__OBJECTIVE__. Pull every line with the word "title" out of the entries below.

[Dataset records on visual material]

┏━━

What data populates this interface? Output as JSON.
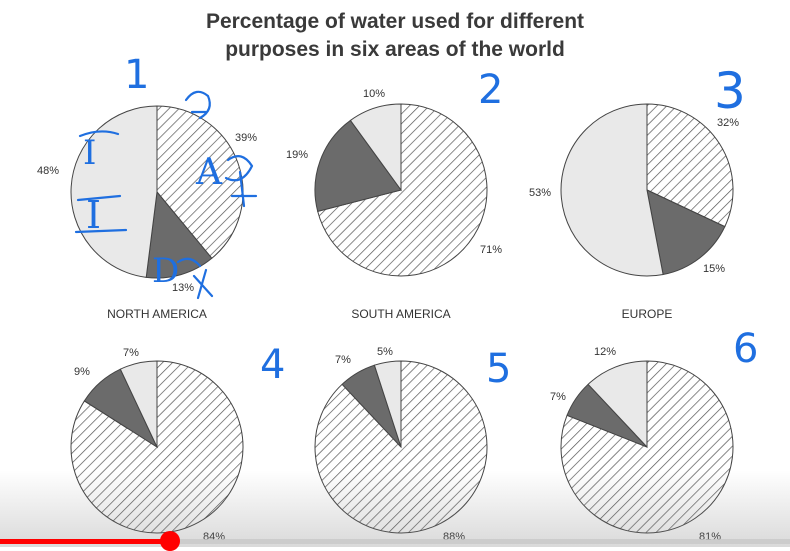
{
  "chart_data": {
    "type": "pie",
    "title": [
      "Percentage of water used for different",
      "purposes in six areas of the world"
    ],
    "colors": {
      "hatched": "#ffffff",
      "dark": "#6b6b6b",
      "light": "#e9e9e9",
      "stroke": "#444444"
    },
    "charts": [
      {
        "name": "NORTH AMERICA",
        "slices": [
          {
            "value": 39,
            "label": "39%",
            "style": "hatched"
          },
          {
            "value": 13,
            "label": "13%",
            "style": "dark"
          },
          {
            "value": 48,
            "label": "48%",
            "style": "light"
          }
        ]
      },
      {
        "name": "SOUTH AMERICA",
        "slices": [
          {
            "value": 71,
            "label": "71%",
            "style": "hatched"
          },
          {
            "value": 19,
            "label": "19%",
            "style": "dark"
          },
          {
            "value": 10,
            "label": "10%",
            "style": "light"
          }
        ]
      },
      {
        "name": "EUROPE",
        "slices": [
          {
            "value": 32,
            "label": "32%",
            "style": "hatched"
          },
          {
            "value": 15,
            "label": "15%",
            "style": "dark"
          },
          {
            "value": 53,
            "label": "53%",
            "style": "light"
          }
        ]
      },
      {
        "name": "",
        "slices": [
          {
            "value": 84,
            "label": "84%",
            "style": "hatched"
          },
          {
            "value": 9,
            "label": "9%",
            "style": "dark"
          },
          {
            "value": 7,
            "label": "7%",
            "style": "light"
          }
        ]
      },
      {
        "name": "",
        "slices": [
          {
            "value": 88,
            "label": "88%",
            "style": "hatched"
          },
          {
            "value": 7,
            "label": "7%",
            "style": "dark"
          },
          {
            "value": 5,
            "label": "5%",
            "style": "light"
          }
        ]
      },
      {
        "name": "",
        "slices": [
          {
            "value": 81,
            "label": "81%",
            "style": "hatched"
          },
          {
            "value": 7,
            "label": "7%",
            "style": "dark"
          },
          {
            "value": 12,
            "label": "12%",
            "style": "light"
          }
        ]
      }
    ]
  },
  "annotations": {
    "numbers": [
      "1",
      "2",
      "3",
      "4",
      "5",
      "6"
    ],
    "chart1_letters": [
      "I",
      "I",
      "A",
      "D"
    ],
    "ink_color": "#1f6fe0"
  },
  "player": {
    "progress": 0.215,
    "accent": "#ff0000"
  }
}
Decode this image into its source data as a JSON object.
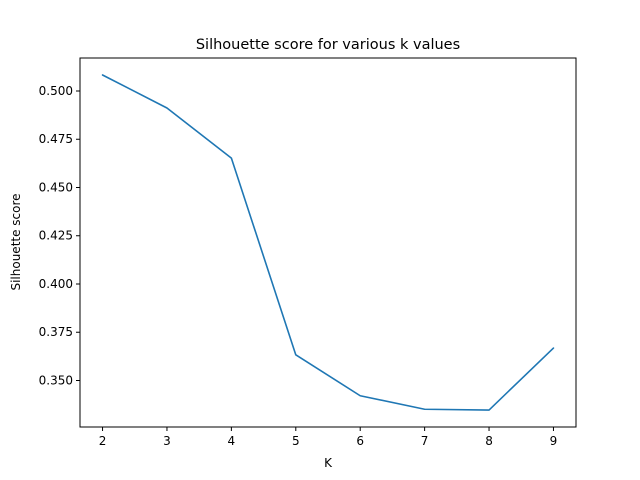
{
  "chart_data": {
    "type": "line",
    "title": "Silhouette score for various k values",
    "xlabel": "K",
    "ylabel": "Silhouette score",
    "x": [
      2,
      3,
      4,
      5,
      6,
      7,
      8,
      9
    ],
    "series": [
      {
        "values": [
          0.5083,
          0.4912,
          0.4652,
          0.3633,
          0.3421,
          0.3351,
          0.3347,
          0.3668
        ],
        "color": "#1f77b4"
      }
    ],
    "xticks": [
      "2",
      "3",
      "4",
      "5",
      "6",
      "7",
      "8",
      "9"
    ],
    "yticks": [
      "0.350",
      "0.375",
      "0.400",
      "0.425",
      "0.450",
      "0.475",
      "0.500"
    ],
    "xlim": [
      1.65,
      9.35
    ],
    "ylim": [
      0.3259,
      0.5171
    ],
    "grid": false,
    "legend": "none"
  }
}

┗━━

__SOLUTION TO THIS PROBLEM__.
    "title": [
    "title": "Silhouette score for various k values",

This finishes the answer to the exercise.